(Region and label listings)
....

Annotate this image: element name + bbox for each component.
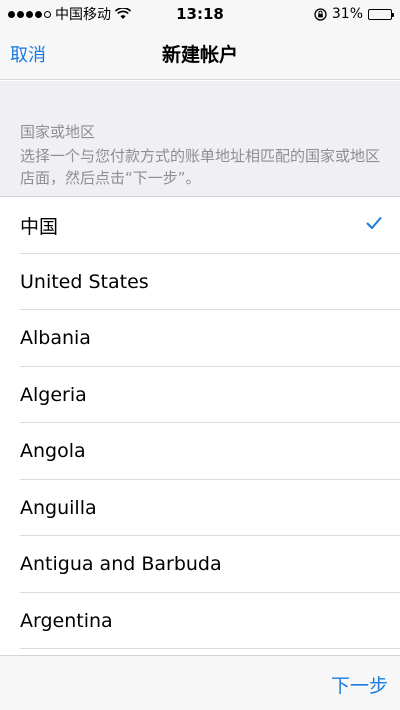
section-header: 国家或地区	[20, 123, 96, 141]
battery-percent: 31%	[331, 6, 363, 22]
bottom-toolbar: 下一步	[0, 655, 400, 710]
country-item-argentina[interactable]: Argentina	[0, 593, 400, 650]
status-right: 31%	[314, 6, 394, 22]
country-item-albania[interactable]: Albania	[0, 310, 400, 367]
country-item-angola[interactable]: Angola	[0, 423, 400, 480]
country-item-united-states[interactable]: United States	[0, 254, 400, 311]
carrier-label: 中国移动	[55, 7, 111, 23]
country-label: Antigua and Barbuda	[20, 553, 222, 576]
checkmark-icon	[366, 217, 382, 229]
country-label: 中国	[20, 215, 59, 238]
signal-dots-icon	[8, 10, 51, 18]
country-list: 中国 United States Albania Algeria Angola …	[0, 197, 400, 649]
battery-icon	[368, 8, 394, 20]
section-description: 选择一个与您付款方式的账单地址相匹配的国家或地区店面，然后点击“下一步”。	[20, 147, 381, 187]
info-section: 国家或地区 选择一个与您付款方式的账单地址相匹配的国家或地区店面，然后点击“下一…	[0, 81, 400, 197]
country-label: Algeria	[20, 383, 87, 406]
country-label: Anguilla	[20, 496, 97, 519]
country-label: Albania	[20, 327, 91, 350]
next-button[interactable]: 下一步	[331, 671, 388, 698]
rotation-lock-icon	[314, 7, 327, 21]
country-label: Argentina	[20, 609, 113, 632]
status-bar: 中国移动 13:18 31%	[0, 0, 400, 28]
country-item-china[interactable]: 中国	[0, 197, 400, 254]
wifi-icon	[115, 8, 131, 19]
country-item-anguilla[interactable]: Anguilla	[0, 480, 400, 537]
country-label: Angola	[20, 440, 86, 463]
country-label: United States	[20, 270, 149, 293]
country-item-algeria[interactable]: Algeria	[0, 367, 400, 424]
page-title: 新建帐户	[161, 44, 238, 66]
status-left: 中国移动	[8, 4, 131, 24]
country-item-antigua-and-barbuda[interactable]: Antigua and Barbuda	[0, 536, 400, 593]
cancel-button[interactable]: 取消	[10, 41, 46, 67]
nav-bar: 取消 新建帐户	[0, 28, 400, 80]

....

**Challenge**
Swap "country-label" for "region-label" in the rows between the one holding "123, 96, 141]" and the one holding "10, 51, 18]", inclusive, and leave everything else unchanged.

**The answer**
section-header: 国家或地区	[20, 123, 96, 141]
battery-percent: 31%	[331, 6, 363, 22]
bottom-toolbar: 下一步	[0, 655, 400, 710]
country-item-argentina[interactable]: Argentina	[0, 593, 400, 650]
status-right: 31%	[314, 6, 394, 22]
country-item-albania[interactable]: Albania	[0, 310, 400, 367]
country-item-angola[interactable]: Angola	[0, 423, 400, 480]
country-item-united-states[interactable]: United States	[0, 254, 400, 311]
carrier-label: 中国移动	[55, 7, 111, 23]
region-label: Antigua and Barbuda	[20, 553, 222, 576]
checkmark-icon	[366, 217, 382, 229]
region-label: 中国	[20, 215, 59, 238]
signal-dots-icon	[8, 10, 51, 18]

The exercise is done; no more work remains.